⟨

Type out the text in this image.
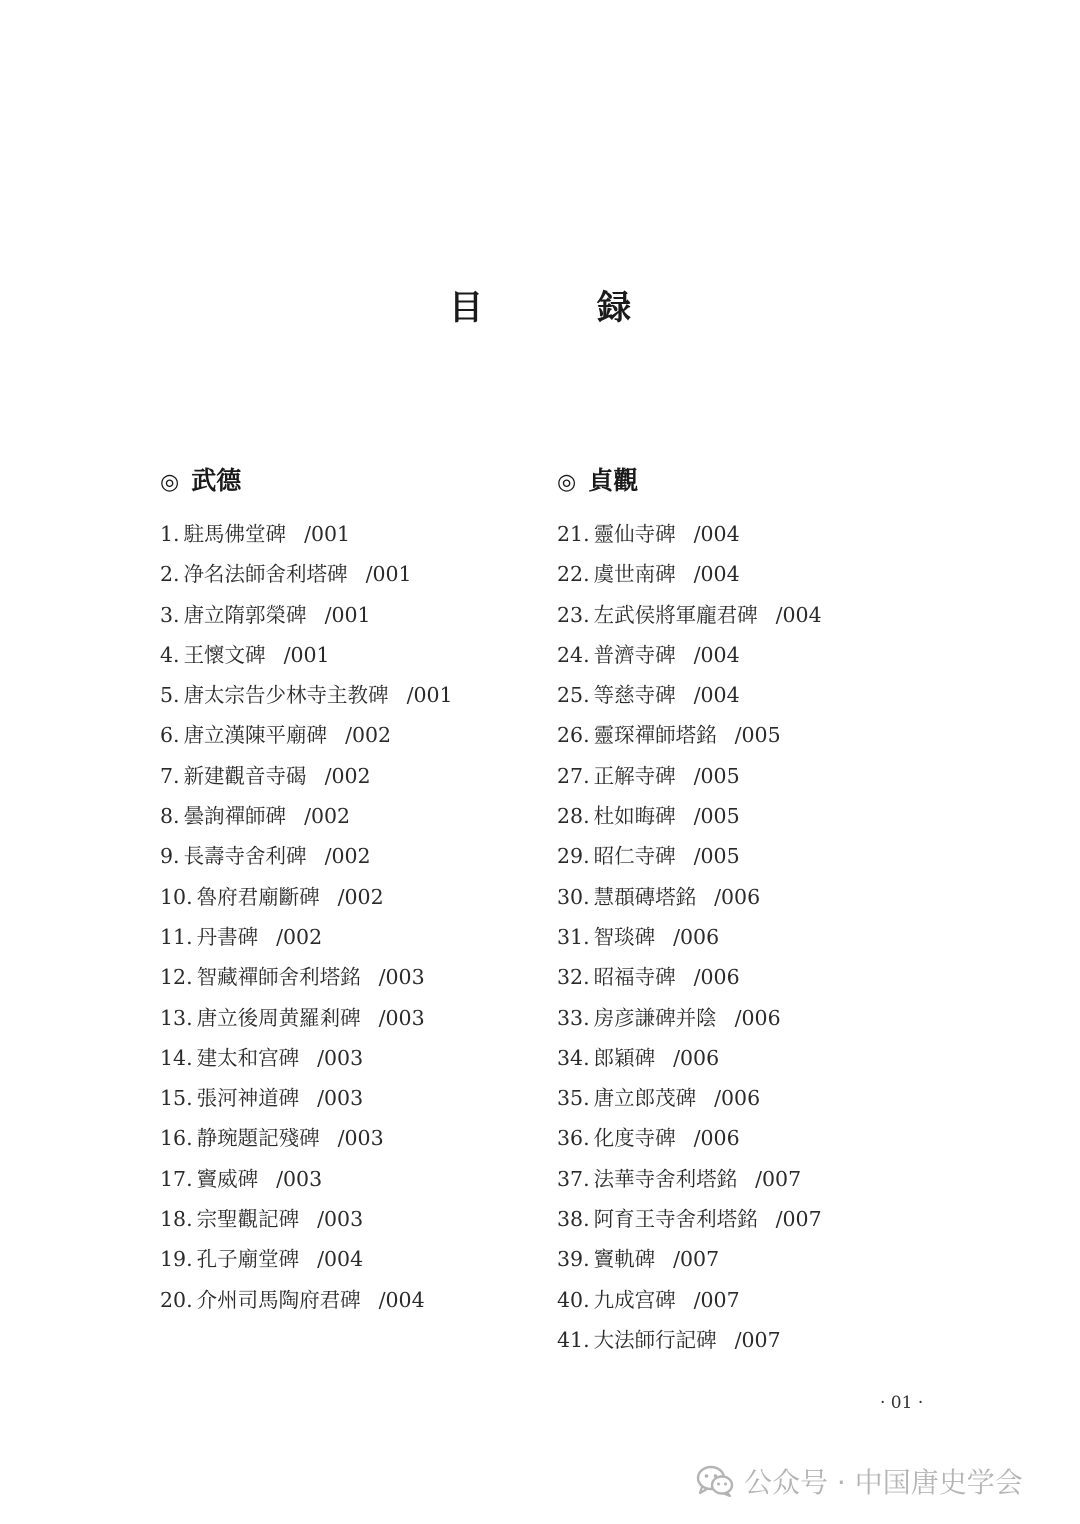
目　録
◎ 武德
1. 駐馬佛堂碑 /001
2. 净名法師舍利塔碑 /001
3. 唐立隋郭榮碑 /001
4. 王懷文碑 /001
5. 唐太宗告少林寺主教碑 /001
6. 唐立漢陳平廟碑 /002
7. 新建觀音寺碣 /002
8. 曇詢禪師碑 /002
9. 長壽寺舍利碑 /002
10. 魯府君廟斷碑 /002
11. 丹書碑 /002
12. 智藏禪師舍利塔銘 /003
13. 唐立後周黄羅剎碑 /003
14. 建太和宫碑 /003
15. 張河神道碑 /003
16. 静琬題記殘碑 /003
17. 竇威碑 /003
18. 宗聖觀記碑 /003
19. 孔子廟堂碑 /004
20. 介州司馬陶府君碑 /004
◎ 貞觀
21. 靈仙寺碑 /004
22. 虞世南碑 /004
23. 左武侯將軍龐君碑 /004
24. 普濟寺碑 /004
25. 等慈寺碑 /004
26. 靈琛禪師塔銘 /005
27. 正解寺碑 /005
28. 杜如晦碑 /005
29. 昭仁寺碑 /005
30. 慧頵磚塔銘 /006
31. 智琰碑 /006
32. 昭福寺碑 /006
33. 房彦謙碑并陰 /006
34. 郎穎碑 /006
35. 唐立郎茂碑 /006
36. 化度寺碑 /006
37. 法華寺舍利塔銘 /007
38. 阿育王寺舍利塔銘 /007
39. 竇軌碑 /007
40. 九成宫碑 /007
41. 大法師行記碑 /007
· 01 ·
公众号 · 中国唐史学会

⟩

Working from the lines above, reproduce the material exactly and exclude its pictures.

=== TASK ANSWER ===
Type out the text in this image.
目　録
◎ 武德
1. 駐馬佛堂碑 /001
2. 净名法師舍利塔碑 /001
3. 唐立隋郭榮碑 /001
4. 王懷文碑 /001
5. 唐太宗告少林寺主教碑 /001
6. 唐立漢陳平廟碑 /002
7. 新建觀音寺碣 /002
8. 曇詢禪師碑 /002
9. 長壽寺舍利碑 /002
10. 魯府君廟斷碑 /002
11. 丹書碑 /002
12. 智藏禪師舍利塔銘 /003
13. 唐立後周黄羅剎碑 /003
14. 建太和宫碑 /003
15. 張河神道碑 /003
16. 静琬題記殘碑 /003
17. 竇威碑 /003
18. 宗聖觀記碑 /003
19. 孔子廟堂碑 /004
20. 介州司馬陶府君碑 /004
◎ 貞觀
21. 靈仙寺碑 /004
22. 虞世南碑 /004
23. 左武侯將軍龐君碑 /004
24. 普濟寺碑 /004
25. 等慈寺碑 /004
26. 靈琛禪師塔銘 /005
27. 正解寺碑 /005
28. 杜如晦碑 /005
29. 昭仁寺碑 /005
30. 慧頵磚塔銘 /006
31. 智琰碑 /006
32. 昭福寺碑 /006
33. 房彦謙碑并陰 /006
34. 郎穎碑 /006
35. 唐立郎茂碑 /006
36. 化度寺碑 /006
37. 法華寺舍利塔銘 /007
38. 阿育王寺舍利塔銘 /007
39. 竇軌碑 /007
40. 九成宫碑 /007
41. 大法師行記碑 /007
· 01 ·
公众号 · 中国唐史学会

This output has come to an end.